Short problem >> Hunt for the word "style" across the entries below, copying each line that holds it.

━━━━━━━━━━━━━━━━━━━━

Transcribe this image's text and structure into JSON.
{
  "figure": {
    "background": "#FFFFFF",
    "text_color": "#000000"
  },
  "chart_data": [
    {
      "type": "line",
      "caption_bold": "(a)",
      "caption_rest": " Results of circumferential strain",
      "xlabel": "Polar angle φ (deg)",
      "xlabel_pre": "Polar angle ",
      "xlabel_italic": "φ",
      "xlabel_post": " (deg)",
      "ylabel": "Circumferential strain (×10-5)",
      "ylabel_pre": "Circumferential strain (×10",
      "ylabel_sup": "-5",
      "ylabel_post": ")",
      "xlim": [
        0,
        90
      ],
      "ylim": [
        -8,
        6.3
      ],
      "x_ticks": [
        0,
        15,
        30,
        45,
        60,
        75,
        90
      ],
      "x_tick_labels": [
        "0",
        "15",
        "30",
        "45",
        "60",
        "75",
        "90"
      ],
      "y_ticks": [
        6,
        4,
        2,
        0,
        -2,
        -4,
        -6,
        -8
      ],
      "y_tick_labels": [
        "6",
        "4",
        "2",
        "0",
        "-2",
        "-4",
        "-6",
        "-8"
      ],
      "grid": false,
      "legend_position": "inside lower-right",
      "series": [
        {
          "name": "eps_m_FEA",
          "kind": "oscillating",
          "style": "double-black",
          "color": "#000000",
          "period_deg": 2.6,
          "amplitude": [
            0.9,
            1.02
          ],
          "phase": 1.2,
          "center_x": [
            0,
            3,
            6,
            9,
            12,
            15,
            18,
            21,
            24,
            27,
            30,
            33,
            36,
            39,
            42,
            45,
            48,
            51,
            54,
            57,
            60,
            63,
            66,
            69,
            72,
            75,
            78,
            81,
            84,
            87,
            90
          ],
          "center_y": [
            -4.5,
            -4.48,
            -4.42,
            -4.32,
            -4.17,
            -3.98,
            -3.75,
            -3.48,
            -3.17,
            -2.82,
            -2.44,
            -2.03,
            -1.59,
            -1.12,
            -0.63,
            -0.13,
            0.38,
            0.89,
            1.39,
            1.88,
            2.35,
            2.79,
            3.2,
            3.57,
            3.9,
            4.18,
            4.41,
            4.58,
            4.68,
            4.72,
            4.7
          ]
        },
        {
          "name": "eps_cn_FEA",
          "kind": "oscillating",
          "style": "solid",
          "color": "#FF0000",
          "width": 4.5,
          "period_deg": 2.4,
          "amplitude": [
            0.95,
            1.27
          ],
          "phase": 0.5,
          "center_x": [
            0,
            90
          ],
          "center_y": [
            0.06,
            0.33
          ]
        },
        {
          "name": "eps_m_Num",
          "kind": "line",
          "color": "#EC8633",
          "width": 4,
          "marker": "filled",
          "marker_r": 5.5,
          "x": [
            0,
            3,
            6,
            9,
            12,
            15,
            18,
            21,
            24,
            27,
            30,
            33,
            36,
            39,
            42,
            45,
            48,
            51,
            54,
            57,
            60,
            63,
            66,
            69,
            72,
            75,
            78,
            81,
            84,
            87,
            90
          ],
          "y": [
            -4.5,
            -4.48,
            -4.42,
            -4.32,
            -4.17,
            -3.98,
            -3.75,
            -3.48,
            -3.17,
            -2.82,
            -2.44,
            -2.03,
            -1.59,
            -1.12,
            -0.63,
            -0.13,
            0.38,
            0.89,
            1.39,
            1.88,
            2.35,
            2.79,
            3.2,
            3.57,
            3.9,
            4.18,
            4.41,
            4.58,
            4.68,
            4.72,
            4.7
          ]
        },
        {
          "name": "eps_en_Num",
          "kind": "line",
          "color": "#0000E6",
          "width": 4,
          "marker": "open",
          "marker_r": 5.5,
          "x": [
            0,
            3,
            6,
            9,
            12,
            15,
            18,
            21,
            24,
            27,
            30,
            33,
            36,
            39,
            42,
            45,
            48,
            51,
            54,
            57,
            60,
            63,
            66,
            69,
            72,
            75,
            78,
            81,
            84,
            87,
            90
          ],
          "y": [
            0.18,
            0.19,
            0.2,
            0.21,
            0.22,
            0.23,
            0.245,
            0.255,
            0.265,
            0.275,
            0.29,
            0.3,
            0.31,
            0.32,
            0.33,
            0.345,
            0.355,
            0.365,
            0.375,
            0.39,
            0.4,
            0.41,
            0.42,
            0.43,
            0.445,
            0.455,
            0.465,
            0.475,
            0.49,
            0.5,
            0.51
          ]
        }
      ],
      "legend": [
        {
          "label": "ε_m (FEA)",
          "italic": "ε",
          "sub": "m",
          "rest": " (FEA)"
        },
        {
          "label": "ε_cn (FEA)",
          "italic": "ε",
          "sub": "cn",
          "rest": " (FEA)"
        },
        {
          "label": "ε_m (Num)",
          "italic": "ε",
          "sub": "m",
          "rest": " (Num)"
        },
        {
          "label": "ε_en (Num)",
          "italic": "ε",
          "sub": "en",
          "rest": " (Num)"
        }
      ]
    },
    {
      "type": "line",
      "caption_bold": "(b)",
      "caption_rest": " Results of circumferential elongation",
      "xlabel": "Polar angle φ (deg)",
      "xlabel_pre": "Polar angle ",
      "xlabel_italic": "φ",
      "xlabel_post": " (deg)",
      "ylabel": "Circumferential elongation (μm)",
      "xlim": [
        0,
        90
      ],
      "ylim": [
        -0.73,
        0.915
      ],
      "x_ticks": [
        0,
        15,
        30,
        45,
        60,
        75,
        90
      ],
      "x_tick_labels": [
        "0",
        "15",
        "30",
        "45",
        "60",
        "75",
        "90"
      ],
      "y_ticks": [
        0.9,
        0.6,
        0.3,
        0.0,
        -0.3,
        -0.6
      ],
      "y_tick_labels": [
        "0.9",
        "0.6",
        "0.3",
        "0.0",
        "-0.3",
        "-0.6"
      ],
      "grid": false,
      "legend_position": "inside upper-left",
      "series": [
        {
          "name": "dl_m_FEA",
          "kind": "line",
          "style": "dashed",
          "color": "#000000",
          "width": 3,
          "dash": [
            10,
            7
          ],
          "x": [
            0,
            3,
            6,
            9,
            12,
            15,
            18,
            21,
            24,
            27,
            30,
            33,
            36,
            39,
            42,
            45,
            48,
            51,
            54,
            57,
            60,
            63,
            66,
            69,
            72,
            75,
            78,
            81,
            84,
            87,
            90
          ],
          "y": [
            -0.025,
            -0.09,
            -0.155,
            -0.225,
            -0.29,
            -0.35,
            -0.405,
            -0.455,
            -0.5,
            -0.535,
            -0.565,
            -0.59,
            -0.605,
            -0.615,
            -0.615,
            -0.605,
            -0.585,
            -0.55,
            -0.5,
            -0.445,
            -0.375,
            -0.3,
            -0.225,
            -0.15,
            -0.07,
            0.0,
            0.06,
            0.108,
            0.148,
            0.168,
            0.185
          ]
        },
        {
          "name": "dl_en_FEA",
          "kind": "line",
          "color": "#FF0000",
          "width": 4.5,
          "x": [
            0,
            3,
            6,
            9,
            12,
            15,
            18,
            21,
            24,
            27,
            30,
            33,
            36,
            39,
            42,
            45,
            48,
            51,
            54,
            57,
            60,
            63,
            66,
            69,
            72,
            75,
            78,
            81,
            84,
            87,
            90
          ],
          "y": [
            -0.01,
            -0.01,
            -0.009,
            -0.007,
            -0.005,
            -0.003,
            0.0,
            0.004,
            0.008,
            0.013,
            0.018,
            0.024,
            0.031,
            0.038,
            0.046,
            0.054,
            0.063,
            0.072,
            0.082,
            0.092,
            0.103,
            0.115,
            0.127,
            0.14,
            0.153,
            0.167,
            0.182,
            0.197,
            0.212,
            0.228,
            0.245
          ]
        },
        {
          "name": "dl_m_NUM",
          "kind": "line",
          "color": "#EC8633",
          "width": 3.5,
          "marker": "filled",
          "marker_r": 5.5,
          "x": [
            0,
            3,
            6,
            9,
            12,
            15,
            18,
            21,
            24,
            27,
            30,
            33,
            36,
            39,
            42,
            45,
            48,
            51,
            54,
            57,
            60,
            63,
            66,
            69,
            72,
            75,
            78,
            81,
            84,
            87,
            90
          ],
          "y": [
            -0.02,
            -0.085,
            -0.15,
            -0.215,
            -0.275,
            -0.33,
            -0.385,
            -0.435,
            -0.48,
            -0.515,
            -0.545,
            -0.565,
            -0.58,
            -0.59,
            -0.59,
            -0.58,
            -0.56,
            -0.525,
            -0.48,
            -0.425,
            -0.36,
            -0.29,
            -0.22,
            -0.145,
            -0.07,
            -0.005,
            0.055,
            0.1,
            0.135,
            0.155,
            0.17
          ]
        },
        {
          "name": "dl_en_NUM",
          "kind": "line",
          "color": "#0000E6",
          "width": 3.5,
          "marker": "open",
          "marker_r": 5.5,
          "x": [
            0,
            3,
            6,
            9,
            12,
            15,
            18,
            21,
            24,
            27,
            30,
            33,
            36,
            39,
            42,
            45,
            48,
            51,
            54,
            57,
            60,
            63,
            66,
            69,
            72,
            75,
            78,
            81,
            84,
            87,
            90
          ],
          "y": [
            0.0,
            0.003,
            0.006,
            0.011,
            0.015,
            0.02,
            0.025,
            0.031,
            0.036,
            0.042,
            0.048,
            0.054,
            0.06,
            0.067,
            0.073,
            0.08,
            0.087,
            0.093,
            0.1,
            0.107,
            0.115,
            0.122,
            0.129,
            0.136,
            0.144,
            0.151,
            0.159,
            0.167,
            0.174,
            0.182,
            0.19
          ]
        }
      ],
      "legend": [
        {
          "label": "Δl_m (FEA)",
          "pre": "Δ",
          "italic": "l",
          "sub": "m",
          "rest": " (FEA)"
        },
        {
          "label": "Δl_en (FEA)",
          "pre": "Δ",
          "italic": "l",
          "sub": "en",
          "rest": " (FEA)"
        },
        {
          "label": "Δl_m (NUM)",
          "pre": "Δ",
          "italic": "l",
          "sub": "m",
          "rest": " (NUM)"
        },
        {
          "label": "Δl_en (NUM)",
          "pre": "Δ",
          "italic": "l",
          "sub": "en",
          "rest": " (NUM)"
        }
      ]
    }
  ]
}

━━━━━━━━━━━━━━━━━━━━

Response below >>
          "style": "double-black",
          "style": "solid",
          "style": "dashed",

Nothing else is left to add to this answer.